Copy out the lines that have "kedua" in them.

(Data extracted from a collection)

□ □ □ □

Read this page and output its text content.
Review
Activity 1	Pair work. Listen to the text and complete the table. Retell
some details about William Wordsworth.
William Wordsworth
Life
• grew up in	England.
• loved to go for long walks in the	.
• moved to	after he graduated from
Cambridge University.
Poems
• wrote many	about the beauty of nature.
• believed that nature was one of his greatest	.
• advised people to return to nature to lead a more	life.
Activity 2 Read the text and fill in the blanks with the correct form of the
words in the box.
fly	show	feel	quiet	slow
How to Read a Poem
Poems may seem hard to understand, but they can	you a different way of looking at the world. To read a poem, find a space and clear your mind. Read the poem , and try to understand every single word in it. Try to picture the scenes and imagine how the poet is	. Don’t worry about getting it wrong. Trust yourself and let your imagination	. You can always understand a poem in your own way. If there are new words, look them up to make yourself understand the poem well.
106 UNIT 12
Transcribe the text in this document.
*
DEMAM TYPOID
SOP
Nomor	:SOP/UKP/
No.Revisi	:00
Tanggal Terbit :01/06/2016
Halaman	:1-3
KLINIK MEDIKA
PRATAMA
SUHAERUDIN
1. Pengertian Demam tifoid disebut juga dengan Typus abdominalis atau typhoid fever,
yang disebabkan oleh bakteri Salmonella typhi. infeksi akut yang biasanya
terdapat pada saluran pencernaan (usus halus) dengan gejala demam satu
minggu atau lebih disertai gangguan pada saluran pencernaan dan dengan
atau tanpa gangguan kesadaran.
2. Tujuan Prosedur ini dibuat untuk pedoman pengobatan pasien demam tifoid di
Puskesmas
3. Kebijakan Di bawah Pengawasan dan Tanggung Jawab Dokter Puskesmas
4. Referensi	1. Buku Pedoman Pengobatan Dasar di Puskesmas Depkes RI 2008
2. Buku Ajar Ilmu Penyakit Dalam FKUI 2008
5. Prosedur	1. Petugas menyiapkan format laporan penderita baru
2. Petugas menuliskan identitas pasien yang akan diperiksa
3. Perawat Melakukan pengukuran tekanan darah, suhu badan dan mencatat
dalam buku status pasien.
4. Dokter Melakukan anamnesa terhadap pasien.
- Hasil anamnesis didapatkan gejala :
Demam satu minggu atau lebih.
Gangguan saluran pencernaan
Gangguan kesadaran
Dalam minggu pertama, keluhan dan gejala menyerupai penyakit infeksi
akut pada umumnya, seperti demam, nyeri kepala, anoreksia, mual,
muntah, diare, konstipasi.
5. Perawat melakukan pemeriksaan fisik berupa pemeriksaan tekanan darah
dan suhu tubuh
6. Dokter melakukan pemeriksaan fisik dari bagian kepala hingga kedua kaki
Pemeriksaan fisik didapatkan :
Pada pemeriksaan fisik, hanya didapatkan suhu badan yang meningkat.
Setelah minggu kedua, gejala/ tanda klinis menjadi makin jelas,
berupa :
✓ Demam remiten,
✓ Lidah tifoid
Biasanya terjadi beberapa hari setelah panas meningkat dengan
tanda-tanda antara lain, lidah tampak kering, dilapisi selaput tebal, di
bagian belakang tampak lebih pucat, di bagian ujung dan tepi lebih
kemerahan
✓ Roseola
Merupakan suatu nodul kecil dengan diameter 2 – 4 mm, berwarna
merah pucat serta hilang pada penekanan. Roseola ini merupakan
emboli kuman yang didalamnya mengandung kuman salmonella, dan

□ □ □ □

SOLUTION FOR THIS PROBLEM →
6. Dokter melakukan pemeriksaan fisik dari bagian kepala hingga kedua kaki
Setelah minggu kedua, gejala/ tanda klinis menjadi makin jelas,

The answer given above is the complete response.